START RECORDS FOR THE TASK

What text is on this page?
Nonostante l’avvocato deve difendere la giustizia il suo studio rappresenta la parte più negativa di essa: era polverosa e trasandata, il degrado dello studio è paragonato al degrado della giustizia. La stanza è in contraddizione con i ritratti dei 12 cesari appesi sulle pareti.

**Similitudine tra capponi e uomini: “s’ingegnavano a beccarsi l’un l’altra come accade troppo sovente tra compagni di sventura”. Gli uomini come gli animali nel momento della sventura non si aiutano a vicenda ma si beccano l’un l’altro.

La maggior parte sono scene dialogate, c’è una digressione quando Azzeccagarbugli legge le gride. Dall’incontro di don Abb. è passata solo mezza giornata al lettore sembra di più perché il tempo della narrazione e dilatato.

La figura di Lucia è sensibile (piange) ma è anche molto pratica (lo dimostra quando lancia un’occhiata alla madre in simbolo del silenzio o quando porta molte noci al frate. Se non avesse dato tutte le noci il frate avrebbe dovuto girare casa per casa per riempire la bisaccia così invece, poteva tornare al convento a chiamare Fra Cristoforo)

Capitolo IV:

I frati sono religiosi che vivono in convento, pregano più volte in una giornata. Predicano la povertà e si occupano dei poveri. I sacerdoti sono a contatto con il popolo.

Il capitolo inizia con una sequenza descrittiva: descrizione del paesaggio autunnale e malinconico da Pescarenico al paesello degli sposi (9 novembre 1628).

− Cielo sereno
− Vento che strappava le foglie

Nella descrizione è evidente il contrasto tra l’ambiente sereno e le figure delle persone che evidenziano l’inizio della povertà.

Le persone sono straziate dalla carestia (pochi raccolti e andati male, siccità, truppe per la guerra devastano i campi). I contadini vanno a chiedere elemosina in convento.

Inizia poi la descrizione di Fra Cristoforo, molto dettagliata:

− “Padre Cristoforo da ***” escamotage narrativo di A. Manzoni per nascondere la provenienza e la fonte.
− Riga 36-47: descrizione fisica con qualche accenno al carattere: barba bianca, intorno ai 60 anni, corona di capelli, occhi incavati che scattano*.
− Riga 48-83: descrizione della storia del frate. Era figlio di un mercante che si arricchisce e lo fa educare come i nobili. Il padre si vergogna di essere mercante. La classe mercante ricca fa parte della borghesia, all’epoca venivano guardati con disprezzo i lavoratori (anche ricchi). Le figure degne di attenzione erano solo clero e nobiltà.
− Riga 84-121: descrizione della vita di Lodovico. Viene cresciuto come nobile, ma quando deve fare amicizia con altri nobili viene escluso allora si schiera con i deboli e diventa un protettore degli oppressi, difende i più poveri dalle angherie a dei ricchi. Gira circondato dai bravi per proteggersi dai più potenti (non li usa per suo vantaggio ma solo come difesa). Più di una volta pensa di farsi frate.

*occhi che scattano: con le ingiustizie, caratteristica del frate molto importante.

END RECORDS FOR THE TASK

Print the complete listing again, exactly as it stands.

◆ **SOLUTION FOR THIS EXERCISE**
What text is on this page?
Nonostante l’avvocato deve difendere la giustizia il suo studio rappresenta la parte più negativa di essa: era polverosa e trasandata, il degrado dello studio è paragonato al degrado della giustizia. La stanza è in contraddizione con i ritratti dei 12 cesari appesi sulle pareti.

**Similitudine tra capponi e uomini: “s’ingegnavano a beccarsi l’un l’altra come accade troppo sovente tra compagni di sventura”. Gli uomini come gli animali nel momento della sventura non si aiutano a vicenda ma si beccano l’un l’altro.

La maggior parte sono scene dialogate, c’è una digressione quando Azzeccagarbugli legge le gride. Dall’incontro di don Abb. è passata solo mezza giornata al lettore sembra di più perché il tempo della narrazione e dilatato.

La figura di Lucia è sensibile (piange) ma è anche molto pratica (lo dimostra quando lancia un’occhiata alla madre in simbolo del silenzio o quando porta molte noci al frate. Se non avesse dato tutte le noci il frate avrebbe dovuto girare casa per casa per riempire la bisaccia così invece, poteva tornare al convento a chiamare Fra Cristoforo)

Capitolo IV:

I frati sono religiosi che vivono in convento, pregano più volte in una giornata. Predicano la povertà e si occupano dei poveri. I sacerdoti sono a contatto con il popolo.

Il capitolo inizia con una sequenza descrittiva: descrizione del paesaggio autunnale e malinconico da Pescarenico al paesello degli sposi (9 novembre 1628).

− Cielo sereno
− Vento che strappava le foglie

Nella descrizione è evidente il contrasto tra l’ambiente sereno e le figure delle persone che evidenziano l’inizio della povertà.

Le persone sono straziate dalla carestia (pochi raccolti e andati male, siccità, truppe per la guerra devastano i campi). I contadini vanno a chiedere elemosina in convento.

Inizia poi la descrizione di Fra Cristoforo, molto dettagliata:

− “Padre Cristoforo da ***” escamotage narrativo di A. Manzoni per nascondere la provenienza e la fonte.
− Riga 36-47: descrizione fisica con qualche accenno al carattere: barba bianca, intorno ai 60 anni, corona di capelli, occhi incavati che scattano*.
− Riga 48-83: descrizione della storia del frate. Era figlio di un mercante che si arricchisce e lo fa educare come i nobili. Il padre si vergogna di essere mercante. La classe mercante ricca fa parte della borghesia, all’epoca venivano guardati con disprezzo i lavoratori (anche ricchi). Le figure degne di attenzione erano solo clero e nobiltà.
− Riga 84-121: descrizione della vita di Lodovico. Viene cresciuto come nobile, ma quando deve fare amicizia con altri nobili viene escluso allora si schiera con i deboli e diventa un protettore degli oppressi, difende i più poveri dalle angherie a dei ricchi. Gira circondato dai bravi per proteggersi dai più potenti (non li usa per suo vantaggio ma solo come difesa). Più di una volta pensa di farsi frate.

*occhi che scattano: con le ingiustizie, caratteristica del frate molto importante.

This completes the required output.